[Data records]
──────────────────────────────

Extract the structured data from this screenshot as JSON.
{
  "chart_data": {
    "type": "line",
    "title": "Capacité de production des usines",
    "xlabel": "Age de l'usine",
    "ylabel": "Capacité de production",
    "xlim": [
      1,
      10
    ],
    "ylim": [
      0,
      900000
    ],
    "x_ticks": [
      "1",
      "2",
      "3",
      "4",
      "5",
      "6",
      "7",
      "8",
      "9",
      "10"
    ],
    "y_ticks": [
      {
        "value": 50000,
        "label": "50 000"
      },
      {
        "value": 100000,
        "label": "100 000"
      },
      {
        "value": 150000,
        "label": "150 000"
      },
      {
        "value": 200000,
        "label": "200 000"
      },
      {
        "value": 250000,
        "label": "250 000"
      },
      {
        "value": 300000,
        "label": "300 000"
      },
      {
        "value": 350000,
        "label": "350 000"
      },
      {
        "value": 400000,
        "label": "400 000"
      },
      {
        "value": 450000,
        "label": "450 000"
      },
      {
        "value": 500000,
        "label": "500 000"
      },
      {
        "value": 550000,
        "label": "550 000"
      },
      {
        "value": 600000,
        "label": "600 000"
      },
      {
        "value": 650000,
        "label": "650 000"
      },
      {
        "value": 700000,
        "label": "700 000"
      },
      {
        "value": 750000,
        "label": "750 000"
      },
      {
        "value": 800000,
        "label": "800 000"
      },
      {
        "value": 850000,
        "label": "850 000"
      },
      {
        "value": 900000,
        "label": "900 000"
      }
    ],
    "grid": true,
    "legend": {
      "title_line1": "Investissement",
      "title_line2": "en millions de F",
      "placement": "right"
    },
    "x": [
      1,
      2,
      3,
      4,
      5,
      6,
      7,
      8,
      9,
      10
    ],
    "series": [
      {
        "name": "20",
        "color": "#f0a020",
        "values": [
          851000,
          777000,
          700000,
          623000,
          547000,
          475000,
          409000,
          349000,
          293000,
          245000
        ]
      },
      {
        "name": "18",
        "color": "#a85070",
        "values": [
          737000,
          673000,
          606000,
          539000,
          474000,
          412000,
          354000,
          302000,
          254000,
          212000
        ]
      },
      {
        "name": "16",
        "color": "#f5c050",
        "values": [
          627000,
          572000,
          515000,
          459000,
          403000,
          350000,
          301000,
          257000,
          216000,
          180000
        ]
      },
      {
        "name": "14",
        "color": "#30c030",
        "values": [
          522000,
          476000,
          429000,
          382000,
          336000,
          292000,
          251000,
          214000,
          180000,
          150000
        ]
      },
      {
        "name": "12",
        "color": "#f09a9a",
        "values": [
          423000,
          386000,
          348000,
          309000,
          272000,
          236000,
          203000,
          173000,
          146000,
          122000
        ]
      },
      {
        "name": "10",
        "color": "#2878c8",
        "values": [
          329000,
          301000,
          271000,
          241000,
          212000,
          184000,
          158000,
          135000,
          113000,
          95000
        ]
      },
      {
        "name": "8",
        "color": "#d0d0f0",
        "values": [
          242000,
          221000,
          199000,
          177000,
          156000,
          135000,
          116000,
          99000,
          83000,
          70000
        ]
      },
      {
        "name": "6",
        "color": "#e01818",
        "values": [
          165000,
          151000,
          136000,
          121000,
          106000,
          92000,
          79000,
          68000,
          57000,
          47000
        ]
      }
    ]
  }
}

──────────────────────────────

Stated task: In the entries above, identify every line with the string "name".

Solved problem:
        "name": "20",
        "name": "18",
        "name": "16",
        "name": "14",
        "name": "12",
        "name": "10",
        "name": "8",
        "name": "6",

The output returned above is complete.